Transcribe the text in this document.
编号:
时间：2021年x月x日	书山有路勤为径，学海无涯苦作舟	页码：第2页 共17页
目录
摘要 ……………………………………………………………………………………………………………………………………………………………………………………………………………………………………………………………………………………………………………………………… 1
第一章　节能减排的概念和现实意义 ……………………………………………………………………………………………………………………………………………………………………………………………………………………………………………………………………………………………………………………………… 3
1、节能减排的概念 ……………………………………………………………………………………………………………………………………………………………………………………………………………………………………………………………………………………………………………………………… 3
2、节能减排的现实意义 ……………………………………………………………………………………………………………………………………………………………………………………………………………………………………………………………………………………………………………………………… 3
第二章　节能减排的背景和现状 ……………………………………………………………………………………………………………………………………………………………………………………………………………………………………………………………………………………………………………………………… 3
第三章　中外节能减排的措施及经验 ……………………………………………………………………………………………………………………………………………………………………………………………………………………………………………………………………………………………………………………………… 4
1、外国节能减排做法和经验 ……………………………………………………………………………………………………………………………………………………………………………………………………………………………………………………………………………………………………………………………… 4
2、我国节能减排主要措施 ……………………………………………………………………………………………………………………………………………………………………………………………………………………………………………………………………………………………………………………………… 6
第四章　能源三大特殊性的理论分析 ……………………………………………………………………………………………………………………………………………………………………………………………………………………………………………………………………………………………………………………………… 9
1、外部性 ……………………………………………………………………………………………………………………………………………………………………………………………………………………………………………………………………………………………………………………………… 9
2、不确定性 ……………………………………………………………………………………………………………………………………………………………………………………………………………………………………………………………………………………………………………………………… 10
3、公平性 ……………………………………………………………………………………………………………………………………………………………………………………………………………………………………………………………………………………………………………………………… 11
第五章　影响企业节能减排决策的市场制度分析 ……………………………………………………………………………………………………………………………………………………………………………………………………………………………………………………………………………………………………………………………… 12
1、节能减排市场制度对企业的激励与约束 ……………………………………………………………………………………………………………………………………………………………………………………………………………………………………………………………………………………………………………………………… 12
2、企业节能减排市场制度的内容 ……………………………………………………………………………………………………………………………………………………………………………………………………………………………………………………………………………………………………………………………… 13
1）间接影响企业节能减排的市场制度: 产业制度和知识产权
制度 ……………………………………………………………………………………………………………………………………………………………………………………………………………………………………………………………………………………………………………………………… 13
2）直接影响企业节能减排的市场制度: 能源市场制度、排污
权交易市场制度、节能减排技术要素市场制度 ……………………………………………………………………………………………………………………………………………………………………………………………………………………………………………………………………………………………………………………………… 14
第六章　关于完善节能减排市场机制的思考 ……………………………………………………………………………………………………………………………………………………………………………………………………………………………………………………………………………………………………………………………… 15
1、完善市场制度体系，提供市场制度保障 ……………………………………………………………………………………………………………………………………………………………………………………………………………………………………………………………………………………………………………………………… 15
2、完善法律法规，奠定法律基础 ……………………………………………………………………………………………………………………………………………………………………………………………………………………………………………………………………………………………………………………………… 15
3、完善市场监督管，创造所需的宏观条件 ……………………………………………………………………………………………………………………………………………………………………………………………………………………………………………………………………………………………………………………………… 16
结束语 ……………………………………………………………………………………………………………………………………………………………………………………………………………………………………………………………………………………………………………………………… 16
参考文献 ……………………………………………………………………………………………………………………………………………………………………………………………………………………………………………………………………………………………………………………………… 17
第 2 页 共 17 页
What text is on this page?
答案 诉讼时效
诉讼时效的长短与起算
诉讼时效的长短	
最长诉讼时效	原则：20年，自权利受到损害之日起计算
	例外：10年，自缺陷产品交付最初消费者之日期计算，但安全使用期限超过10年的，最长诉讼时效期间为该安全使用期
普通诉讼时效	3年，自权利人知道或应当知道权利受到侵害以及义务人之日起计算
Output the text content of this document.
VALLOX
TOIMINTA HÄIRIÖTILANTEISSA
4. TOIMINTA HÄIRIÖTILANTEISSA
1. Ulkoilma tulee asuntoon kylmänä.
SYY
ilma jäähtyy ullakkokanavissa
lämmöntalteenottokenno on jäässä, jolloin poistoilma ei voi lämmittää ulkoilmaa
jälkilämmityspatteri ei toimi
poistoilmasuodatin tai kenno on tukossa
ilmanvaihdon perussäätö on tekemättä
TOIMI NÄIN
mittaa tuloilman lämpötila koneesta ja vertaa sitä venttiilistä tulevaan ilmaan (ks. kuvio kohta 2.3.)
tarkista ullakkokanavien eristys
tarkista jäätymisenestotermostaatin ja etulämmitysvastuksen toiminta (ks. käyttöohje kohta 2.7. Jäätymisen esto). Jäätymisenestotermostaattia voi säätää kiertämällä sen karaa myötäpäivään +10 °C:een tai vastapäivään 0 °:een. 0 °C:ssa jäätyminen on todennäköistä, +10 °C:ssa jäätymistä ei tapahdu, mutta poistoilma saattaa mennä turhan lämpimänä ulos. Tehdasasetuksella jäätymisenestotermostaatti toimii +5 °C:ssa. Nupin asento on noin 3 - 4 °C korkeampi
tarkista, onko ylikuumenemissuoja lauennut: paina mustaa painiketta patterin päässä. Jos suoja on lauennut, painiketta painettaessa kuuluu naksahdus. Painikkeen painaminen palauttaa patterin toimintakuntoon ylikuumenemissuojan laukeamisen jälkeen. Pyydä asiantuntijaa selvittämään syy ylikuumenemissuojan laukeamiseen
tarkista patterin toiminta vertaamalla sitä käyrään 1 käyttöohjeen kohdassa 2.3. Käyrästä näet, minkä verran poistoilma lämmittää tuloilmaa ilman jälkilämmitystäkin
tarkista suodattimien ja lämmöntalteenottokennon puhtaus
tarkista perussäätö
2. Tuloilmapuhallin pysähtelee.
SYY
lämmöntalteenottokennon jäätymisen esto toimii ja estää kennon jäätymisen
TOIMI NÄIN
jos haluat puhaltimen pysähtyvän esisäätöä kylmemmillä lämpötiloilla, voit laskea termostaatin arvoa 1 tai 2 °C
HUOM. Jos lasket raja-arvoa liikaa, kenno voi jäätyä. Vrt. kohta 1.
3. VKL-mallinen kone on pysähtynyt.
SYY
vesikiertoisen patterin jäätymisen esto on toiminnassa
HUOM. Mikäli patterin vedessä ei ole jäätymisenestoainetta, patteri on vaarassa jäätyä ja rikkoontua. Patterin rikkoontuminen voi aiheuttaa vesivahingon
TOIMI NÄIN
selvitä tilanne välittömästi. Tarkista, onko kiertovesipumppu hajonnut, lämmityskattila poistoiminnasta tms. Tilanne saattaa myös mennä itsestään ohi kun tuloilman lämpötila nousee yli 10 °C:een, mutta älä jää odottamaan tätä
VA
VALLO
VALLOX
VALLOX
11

_Your goal_: List each line in the listing that contains the string "jäätyä".

_Response_:
HUOM. Jos lasket raja-arvoa liikaa, kenno voi jäätyä. Vrt. kohta 1.
HUOM. Mikäli patterin vedessä ei ole jäätymisenestoainetta, patteri on vaarassa jäätyä ja rikkoontua. Patterin rikkoontuminen voi aiheuttaa vesivahingon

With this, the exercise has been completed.